GIVEN INSTRUCTION — In full and without deviation, write out the entries that follow.
--- begin PROVIDED MATERIAL ---
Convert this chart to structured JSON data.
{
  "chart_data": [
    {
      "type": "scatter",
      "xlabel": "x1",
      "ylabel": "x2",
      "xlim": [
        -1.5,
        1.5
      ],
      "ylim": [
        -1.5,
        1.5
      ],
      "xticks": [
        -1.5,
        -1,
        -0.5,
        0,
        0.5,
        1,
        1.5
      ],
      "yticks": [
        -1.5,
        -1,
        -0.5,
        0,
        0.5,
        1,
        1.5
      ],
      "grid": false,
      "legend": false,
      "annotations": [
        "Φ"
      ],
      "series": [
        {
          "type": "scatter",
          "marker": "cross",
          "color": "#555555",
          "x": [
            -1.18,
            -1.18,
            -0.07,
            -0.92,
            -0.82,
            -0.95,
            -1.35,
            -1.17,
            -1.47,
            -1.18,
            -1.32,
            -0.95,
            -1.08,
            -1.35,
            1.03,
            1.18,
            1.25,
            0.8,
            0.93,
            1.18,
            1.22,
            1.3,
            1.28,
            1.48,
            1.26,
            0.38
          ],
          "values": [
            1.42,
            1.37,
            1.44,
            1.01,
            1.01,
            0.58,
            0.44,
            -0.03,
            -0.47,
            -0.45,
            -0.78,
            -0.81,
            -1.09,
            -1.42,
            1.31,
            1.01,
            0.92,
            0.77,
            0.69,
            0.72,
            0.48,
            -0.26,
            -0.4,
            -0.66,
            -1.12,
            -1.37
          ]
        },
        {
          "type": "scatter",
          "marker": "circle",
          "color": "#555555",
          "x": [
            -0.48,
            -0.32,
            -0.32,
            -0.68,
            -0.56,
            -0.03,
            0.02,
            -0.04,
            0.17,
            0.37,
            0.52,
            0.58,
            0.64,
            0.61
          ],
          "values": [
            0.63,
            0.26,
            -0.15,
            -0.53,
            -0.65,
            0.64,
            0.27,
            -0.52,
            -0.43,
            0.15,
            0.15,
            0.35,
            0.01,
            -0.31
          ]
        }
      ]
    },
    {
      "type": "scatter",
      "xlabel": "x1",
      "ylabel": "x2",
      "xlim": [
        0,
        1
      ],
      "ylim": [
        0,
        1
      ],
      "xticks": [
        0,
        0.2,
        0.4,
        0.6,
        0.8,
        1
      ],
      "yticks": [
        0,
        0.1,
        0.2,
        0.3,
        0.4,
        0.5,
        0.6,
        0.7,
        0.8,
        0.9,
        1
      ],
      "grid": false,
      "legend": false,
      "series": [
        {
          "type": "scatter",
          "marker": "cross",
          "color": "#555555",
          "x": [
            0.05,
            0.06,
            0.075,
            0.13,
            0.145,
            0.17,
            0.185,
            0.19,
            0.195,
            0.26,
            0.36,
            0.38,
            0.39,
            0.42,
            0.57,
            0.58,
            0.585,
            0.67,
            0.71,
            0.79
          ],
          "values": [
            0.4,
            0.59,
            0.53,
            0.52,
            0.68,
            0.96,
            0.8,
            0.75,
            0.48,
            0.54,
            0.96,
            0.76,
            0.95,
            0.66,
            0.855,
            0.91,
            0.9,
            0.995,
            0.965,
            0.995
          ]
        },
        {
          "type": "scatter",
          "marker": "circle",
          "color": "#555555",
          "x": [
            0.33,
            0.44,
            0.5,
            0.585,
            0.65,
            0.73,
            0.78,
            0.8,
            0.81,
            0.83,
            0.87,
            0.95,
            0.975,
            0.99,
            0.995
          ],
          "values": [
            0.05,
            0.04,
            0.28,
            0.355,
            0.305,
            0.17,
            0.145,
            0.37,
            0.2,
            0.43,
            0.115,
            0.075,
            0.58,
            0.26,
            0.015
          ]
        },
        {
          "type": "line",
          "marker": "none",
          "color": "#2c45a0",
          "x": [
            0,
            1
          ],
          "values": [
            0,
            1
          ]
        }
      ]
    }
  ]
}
--- end PROVIDED MATERIAL ---
ANSWER TO THE EXERCISE —
Convert this chart to structured JSON data.
{
  "chart_data": [
    {
      "type": "scatter",
      "xlabel": "x1",
      "ylabel": "x2",
      "xlim": [
        -1.5,
        1.5
      ],
      "ylim": [
        -1.5,
        1.5
      ],
      "xticks": [
        -1.5,
        -1,
        -0.5,
        0,
        0.5,
        1,
        1.5
      ],
      "yticks": [
        -1.5,
        -1,
        -0.5,
        0,
        0.5,
        1,
        1.5
      ],
      "grid": false,
      "legend": false,
      "annotations": [
        "Φ"
      ],
      "series": [
        {
          "type": "scatter",
          "marker": "cross",
          "color": "#555555",
          "x": [
            -1.18,
            -1.18,
            -0.07,
            -0.92,
            -0.82,
            -0.95,
            -1.35,
            -1.17,
            -1.47,
            -1.18,
            -1.32,
            -0.95,
            -1.08,
            -1.35,
            1.03,
            1.18,
            1.25,
            0.8,
            0.93,
            1.18,
            1.22,
            1.3,
            1.28,
            1.48,
            1.26,
            0.38
          ],
          "values": [
            1.42,
            1.37,
            1.44,
            1.01,
            1.01,
            0.58,
            0.44,
            -0.03,
            -0.47,
            -0.45,
            -0.78,
            -0.81,
            -1.09,
            -1.42,
            1.31,
            1.01,
            0.92,
            0.77,
            0.69,
            0.72,
            0.48,
            -0.26,
            -0.4,
            -0.66,
            -1.12,
            -1.37
          ]
        },
        {
          "type": "scatter",
          "marker": "circle",
          "color": "#555555",
          "x": [
            -0.48,
            -0.32,
            -0.32,
            -0.68,
            -0.56,
            -0.03,
            0.02,
            -0.04,
            0.17,
            0.37,
            0.52,
            0.58,
            0.64,
            0.61
          ],
          "values": [
            0.63,
            0.26,
            -0.15,
            -0.53,
            -0.65,
            0.64,
            0.27,
            -0.52,
            -0.43,
            0.15,
            0.15,
            0.35,
            0.01,
            -0.31
          ]
        }
      ]
    },
    {
      "type": "scatter",
      "xlabel": "x1",
      "ylabel": "x2",
      "xlim": [
        0,
        1
      ],
      "ylim": [
        0,
        1
      ],
      "xticks": [
        0,
        0.2,
        0.4,
        0.6,
        0.8,
        1
      ],
      "yticks": [
        0,
        0.1,
        0.2,
        0.3,
        0.4,
        0.5,
        0.6,
        0.7,
        0.8,
        0.9,
        1
      ],
      "grid": false,
      "legend": false,
      "series": [
        {
          "type": "scatter",
          "marker": "cross",
          "color": "#555555",
          "x": [
            0.05,
            0.06,
            0.075,
            0.13,
            0.145,
            0.17,
            0.185,
            0.19,
            0.195,
            0.26,
            0.36,
            0.38,
            0.39,
            0.42,
            0.57,
            0.58,
            0.585,
            0.67,
            0.71,
            0.79
          ],
          "values": [
            0.4,
            0.59,
            0.53,
            0.52,
            0.68,
            0.96,
            0.8,
            0.75,
            0.48,
            0.54,
            0.96,
            0.76,
            0.95,
            0.66,
            0.855,
            0.91,
            0.9,
            0.995,
            0.965,
            0.995
          ]
        },
        {
          "type": "scatter",
          "marker": "circle",
          "color": "#555555",
          "x": [
            0.33,
            0.44,
            0.5,
            0.585,
            0.65,
            0.73,
            0.78,
            0.8,
            0.81,
            0.83,
            0.87,
            0.95,
            0.975,
            0.99,
            0.995
          ],
          "values": [
            0.05,
            0.04,
            0.28,
            0.355,
            0.305,
            0.17,
            0.145,
            0.37,
            0.2,
            0.43,
            0.115,
            0.075,
            0.58,
            0.26,
            0.015
          ]
        },
        {
          "type": "line",
          "marker": "none",
          "color": "#2c45a0",
          "x": [
            0,
            1
          ],
          "values": [
            0,
            1
          ]
        }
      ]
    }
  ]
}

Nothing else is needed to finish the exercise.